GOAL:
Write out each record below exactly as it appears, with no pictures.

DATA PROVIDED:

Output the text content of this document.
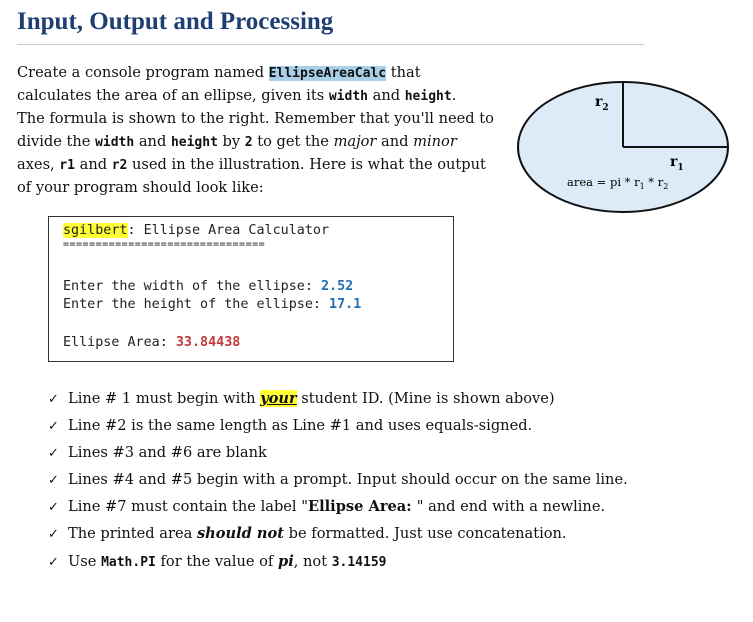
Input, Output and Processing
Create a console program named EllipseAreaCalc that
calculates the area of an ellipse, given its width and height.
The formula is shown to the right. Remember that you'll need to
divide the width and height by 2 to get the major and minor
axes, r1 and r2 used in the illustration. Here is what the output
of your program should look like:
$r_2$
$r_1$
area = pi * $r_1 * r_2$
sgilbert: Ellipse Area Calculator
===============================
Enter the width of the ellipse: 2.52
Enter the height of the ellipse: 17.1
Ellipse Area: 33.84438
✓ Line # 1 must begin with your student ID. (Mine is shown above)
✓ Line #2 is the same length as Line #1 and uses equals-signed.
✓ Lines #3 and #6 are blank
✓ Lines #4 and #5 begin with a prompt. Input should occur on the same line.
✓ Line #7 must contain the label "Ellipse Area: " and end with a newline.
✓ The printed area should not be formatted. Just use concatenation.
✓ Use Math.PI for the value of pi, not 3.14159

TASK ANSWER:
Output the text content of this document.
Input, Output and Processing
Create a console program named EllipseAreaCalc that
calculates the area of an ellipse, given its width and height.
The formula is shown to the right. Remember that you'll need to
divide the width and height by 2 to get the major and minor
axes, r1 and r2 used in the illustration. Here is what the output
of your program should look like:
$r_2$
$r_1$
area = pi * $r_1 * r_2$
sgilbert: Ellipse Area Calculator
===============================
Enter the width of the ellipse: 2.52
Enter the height of the ellipse: 17.1
Ellipse Area: 33.84438
✓ Line # 1 must begin with your student ID. (Mine is shown above)
✓ Line #2 is the same length as Line #1 and uses equals-signed.
✓ Lines #3 and #6 are blank
✓ Lines #4 and #5 begin with a prompt. Input should occur on the same line.
✓ Line #7 must contain the label "Ellipse Area: " and end with a newline.
✓ The printed area should not be formatted. Just use concatenation.
✓ Use Math.PI for the value of pi, not 3.14159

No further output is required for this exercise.